## BEGIN THE INPUT

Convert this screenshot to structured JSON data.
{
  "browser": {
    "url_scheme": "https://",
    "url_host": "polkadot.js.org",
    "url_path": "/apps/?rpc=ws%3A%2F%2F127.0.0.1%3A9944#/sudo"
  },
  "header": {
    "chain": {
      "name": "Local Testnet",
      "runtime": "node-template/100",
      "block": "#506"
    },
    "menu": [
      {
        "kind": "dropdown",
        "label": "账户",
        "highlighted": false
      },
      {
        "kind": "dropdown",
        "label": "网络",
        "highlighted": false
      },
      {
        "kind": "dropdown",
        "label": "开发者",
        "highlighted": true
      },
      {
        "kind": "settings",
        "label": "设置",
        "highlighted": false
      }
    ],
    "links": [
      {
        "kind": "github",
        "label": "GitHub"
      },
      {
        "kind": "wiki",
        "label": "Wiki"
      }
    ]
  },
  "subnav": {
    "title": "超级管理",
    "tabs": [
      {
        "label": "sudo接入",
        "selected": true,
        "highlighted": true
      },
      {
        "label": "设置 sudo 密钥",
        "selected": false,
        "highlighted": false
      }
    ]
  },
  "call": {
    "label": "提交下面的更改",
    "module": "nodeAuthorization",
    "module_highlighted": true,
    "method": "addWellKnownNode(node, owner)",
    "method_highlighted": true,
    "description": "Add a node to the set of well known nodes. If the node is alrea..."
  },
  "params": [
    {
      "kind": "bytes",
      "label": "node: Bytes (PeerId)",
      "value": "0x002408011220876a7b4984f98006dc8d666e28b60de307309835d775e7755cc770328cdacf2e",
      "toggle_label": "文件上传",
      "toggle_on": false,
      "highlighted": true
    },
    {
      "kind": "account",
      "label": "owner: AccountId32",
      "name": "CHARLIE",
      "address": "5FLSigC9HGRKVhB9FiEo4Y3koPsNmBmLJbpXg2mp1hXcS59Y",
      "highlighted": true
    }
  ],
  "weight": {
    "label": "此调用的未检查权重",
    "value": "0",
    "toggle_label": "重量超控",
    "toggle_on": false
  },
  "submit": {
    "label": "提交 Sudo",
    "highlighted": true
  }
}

## END THE INPUT

**REQUIREMENT**. Copy each line that contains the word "true".

**EXPECTED ANSWER**.
        "highlighted": true
        "selected": true,
        "highlighted": true
    "module_highlighted": true,
    "method_highlighted": true,
      "highlighted": true
      "highlighted": true
    "highlighted": true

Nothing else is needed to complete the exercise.